- Objective
Quote the whole listing exactly. Leave the pictures out of your copy.

- Input
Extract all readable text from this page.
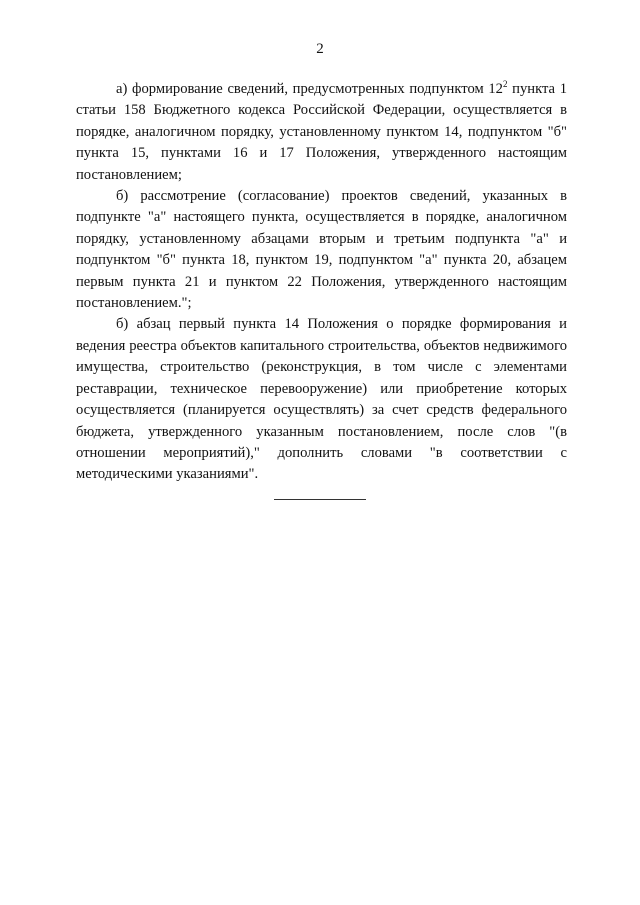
2

а) формирование сведений, предусмотренных подпунктом $12^2$ пункта 1 статьи 158 Бюджетного кодекса Российской Федерации, осуществляется в порядке, аналогичном порядку, установленному пунктом 14, подпунктом "б" пункта 15, пунктами 16 и 17 Положения, утвержденного настоящим постановлением;

б) рассмотрение (согласование) проектов сведений, указанных в подпункте "а" настоящего пункта, осуществляется в порядке, аналогичном порядку, установленному абзацами вторым и третьим подпункта "а" и подпунктом "б" пункта 18, пунктом 19, подпунктом "а" пункта 20, абзацем первым пункта 21 и пунктом 22 Положения, утвержденного настоящим постановлением.";

б) абзац первый пункта 14 Положения о порядке формирования и ведения реестра объектов капитального строительства, объектов недвижимого имущества, строительство (реконструкция, в том числе с элементами реставрации, техническое перевооружение) или приобретение которых осуществляется (планируется осуществлять) за счет средств федерального бюджета, утвержденного указанным постановлением, после слов "(в отношении мероприятий)," дополнить словами "в соответствии с методическими указаниями".
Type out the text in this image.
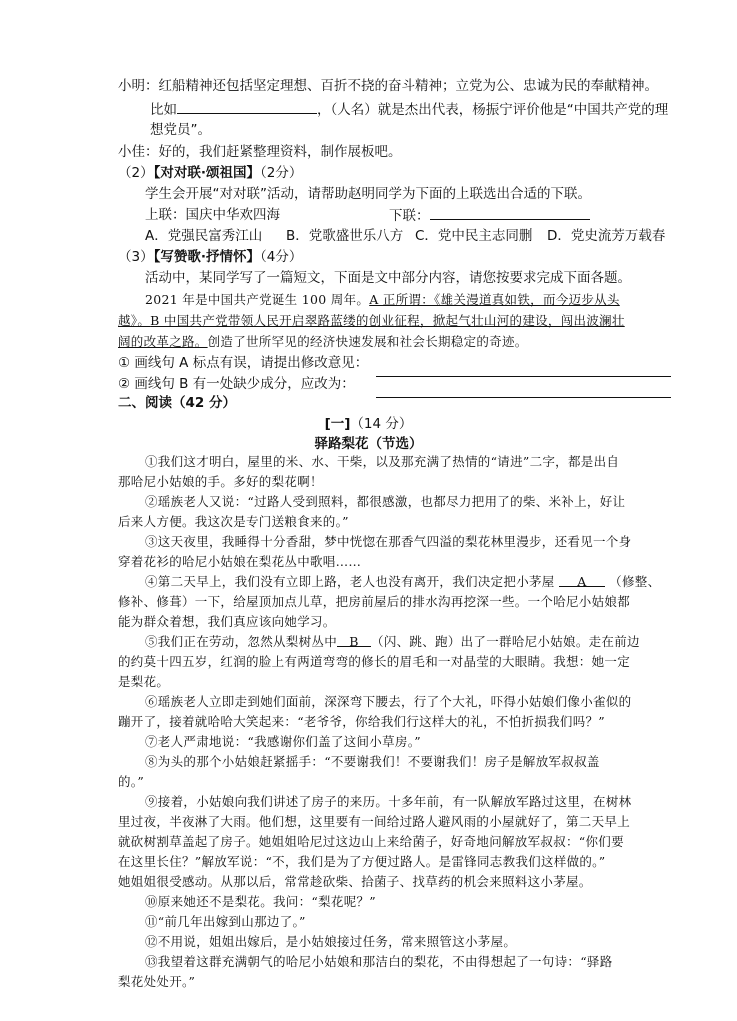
小明：红船精神还包括坚定理想、百折不挠的奋斗精神；立党为公、忠诚为民的奉献精神。
比如	，（人名）就是杰出代表，杨振宁评价他是“中国共产党的理
想党员”。
小佳：好的，我们赶紧整理资料，制作展板吧。
（2）【对对联·颂祖国】（2分）
学生会开展“对对联”活动，请帮助赵明同学为下面的上联选出合适的下联。
上联：国庆中华欢四海	下联：
A．党强民富秀江山 B．党歌盛世乐八方 C．党中民主志同删 D．党史流芳万载春
（3）【写赞歌·抒情怀】（4分）
活动中，某同学写了一篇短文，下面是文中部分内容，请您按要求完成下面各题。
2021 年是中国共产党诞生 100 周年。A 正所谓：《雄关漫道真如铁，而今迈步从头
越》。B 中国共产党带领人民开启翠路蓝缕的创业征程，掀起气壮山河的建设，闯出波澜壮
阔的改革之路。创造了世所罕见的经济快速发展和社会长期稳定的奇迹。
① 画线句 A 标点有误，请提出修改意见：
② 画线句 B 有一处缺少成分，应改为：
二、阅读（42 分）
[一]（14 分）
驿路梨花（节选）
①我们这才明白，屋里的米、水、干柴，以及那充满了热情的“请进”二字，都是出自
那哈尼小姑娘的手。多好的梨花啊！
②瑶族老人又说：“过路人受到照料，都很感激，也都尽力把用了的柴、米补上，好让
后来人方便。我这次是专门送粮食来的。”
③这天夜里，我睡得十分香甜，梦中恍惚在那香气四溢的梨花林里漫步，还看见一个身
穿着花衫的哈尼小姑娘在梨花丛中歌唱……
④第二天早上，我们没有立即上路，老人也没有离开，我们决定把小茅屋 A （修整、
修补、修葺）一下，给屋顶加点儿草，把房前屋后的排水沟再挖深一些。一个哈尼小姑娘都
能为群众着想，我们真应该向她学习。
⑤我们正在劳动，忽然从梨树丛中 B （闪、跳、跑）出了一群哈尼小姑娘。走在前边
的约莫十四五岁，红润的脸上有两道弯弯的修长的眉毛和一对晶莹的大眼睛。我想：她一定
是梨花。
⑥瑶族老人立即走到她们面前，深深弯下腰去，行了个大礼，吓得小姑娘们像小雀似的
蹦开了，接着就哈哈大笑起来：“老爷爷，你给我们行这样大的礼，不怕折损我们吗？”
⑦老人严肃地说：“我感谢你们盖了这间小草房。”
⑧为头的那个小姑娘赶紧摇手：“不要谢我们！不要谢我们！房子是解放军叔叔盖
的。”
⑨接着，小姑娘向我们讲述了房子的来历。十多年前，有一队解放军路过这里，在树林
里过夜，半夜淋了大雨。他们想，这里要有一间给过路人避风雨的小屋就好了，第二天早上
就砍树割草盖起了房子。她姐姐哈尼过这边山上来给菌子，好奇地问解放军叔叔：“你们要
在这里长住？”解放军说：“不，我们是为了方便过路人。是雷锋同志教我们这样做的。”
她姐姐很受感动。从那以后，常常趁砍柴、拾菌子、找草药的机会来照料这小茅屋。
⑩原来她还不是梨花。我问：“梨花呢？”
⑪“前几年出嫁到山那边了。”
⑫不用说，姐姐出嫁后，是小姑娘接过任务，常来照管这小茅屋。
⑬我望着这群充满朝气的哈尼小姑娘和那洁白的梨花，不由得想起了一句诗：“驿路
梨花处处开。”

- Response to the exercise
Extract all readable text from this page.
2

а) формирование сведений, предусмотренных подпунктом $12^2$ пункта 1 статьи 158 Бюджетного кодекса Российской Федерации, осуществляется в порядке, аналогичном порядку, установленному пунктом 14, подпунктом "б" пункта 15, пунктами 16 и 17 Положения, утвержденного настоящим постановлением;

б) рассмотрение (согласование) проектов сведений, указанных в подпункте "а" настоящего пункта, осуществляется в порядке, аналогичном порядку, установленному абзацами вторым и третьим подпункта "а" и подпунктом "б" пункта 18, пунктом 19, подпунктом "а" пункта 20, абзацем первым пункта 21 и пунктом 22 Положения, утвержденного настоящим постановлением.";

б) абзац первый пункта 14 Положения о порядке формирования и ведения реестра объектов капитального строительства, объектов недвижимого имущества, строительство (реконструкция, в том числе с элементами реставрации, техническое перевооружение) или приобретение которых осуществляется (планируется осуществлять) за счет средств федерального бюджета, утвержденного указанным постановлением, после слов "(в отношении мероприятий)," дополнить словами "в соответствии с методическими указаниями".
Type out the text in this image.
小明：红船精神还包括坚定理想、百折不挠的奋斗精神；立党为公、忠诚为民的奉献精神。
比如	，（人名）就是杰出代表，杨振宁评价他是“中国共产党的理
想党员”。
小佳：好的，我们赶紧整理资料，制作展板吧。
（2）【对对联·颂祖国】（2分）
学生会开展“对对联”活动，请帮助赵明同学为下面的上联选出合适的下联。
上联：国庆中华欢四海	下联：
A．党强民富秀江山 B．党歌盛世乐八方 C．党中民主志同删 D．党史流芳万载春
（3）【写赞歌·抒情怀】（4分）
活动中，某同学写了一篇短文，下面是文中部分内容，请您按要求完成下面各题。
2021 年是中国共产党诞生 100 周年。A 正所谓：《雄关漫道真如铁，而今迈步从头
越》。B 中国共产党带领人民开启翠路蓝缕的创业征程，掀起气壮山河的建设，闯出波澜壮
阔的改革之路。创造了世所罕见的经济快速发展和社会长期稳定的奇迹。
① 画线句 A 标点有误，请提出修改意见：
② 画线句 B 有一处缺少成分，应改为：
二、阅读（42 分）
[一]（14 分）
驿路梨花（节选）
①我们这才明白，屋里的米、水、干柴，以及那充满了热情的“请进”二字，都是出自
那哈尼小姑娘的手。多好的梨花啊！
②瑶族老人又说：“过路人受到照料，都很感激，也都尽力把用了的柴、米补上，好让
后来人方便。我这次是专门送粮食来的。”
③这天夜里，我睡得十分香甜，梦中恍惚在那香气四溢的梨花林里漫步，还看见一个身
穿着花衫的哈尼小姑娘在梨花丛中歌唱……
④第二天早上，我们没有立即上路，老人也没有离开，我们决定把小茅屋 A （修整、
修补、修葺）一下，给屋顶加点儿草，把房前屋后的排水沟再挖深一些。一个哈尼小姑娘都
能为群众着想，我们真应该向她学习。
⑤我们正在劳动，忽然从梨树丛中 B （闪、跳、跑）出了一群哈尼小姑娘。走在前边
的约莫十四五岁，红润的脸上有两道弯弯的修长的眉毛和一对晶莹的大眼睛。我想：她一定
是梨花。
⑥瑶族老人立即走到她们面前，深深弯下腰去，行了个大礼，吓得小姑娘们像小雀似的
蹦开了，接着就哈哈大笑起来：“老爷爷，你给我们行这样大的礼，不怕折损我们吗？”
⑦老人严肃地说：“我感谢你们盖了这间小草房。”
⑧为头的那个小姑娘赶紧摇手：“不要谢我们！不要谢我们！房子是解放军叔叔盖
的。”
⑨接着，小姑娘向我们讲述了房子的来历。十多年前，有一队解放军路过这里，在树林
里过夜，半夜淋了大雨。他们想，这里要有一间给过路人避风雨的小屋就好了，第二天早上
就砍树割草盖起了房子。她姐姐哈尼过这边山上来给菌子，好奇地问解放军叔叔：“你们要
在这里长住？”解放军说：“不，我们是为了方便过路人。是雷锋同志教我们这样做的。”
她姐姐很受感动。从那以后，常常趁砍柴、拾菌子、找草药的机会来照料这小茅屋。
⑩原来她还不是梨花。我问：“梨花呢？”
⑪“前几年出嫁到山那边了。”
⑫不用说，姐姐出嫁后，是小姑娘接过任务，常来照管这小茅屋。
⑬我望着这群充满朝气的哈尼小姑娘和那洁白的梨花，不由得想起了一句诗：“驿路
梨花处处开。”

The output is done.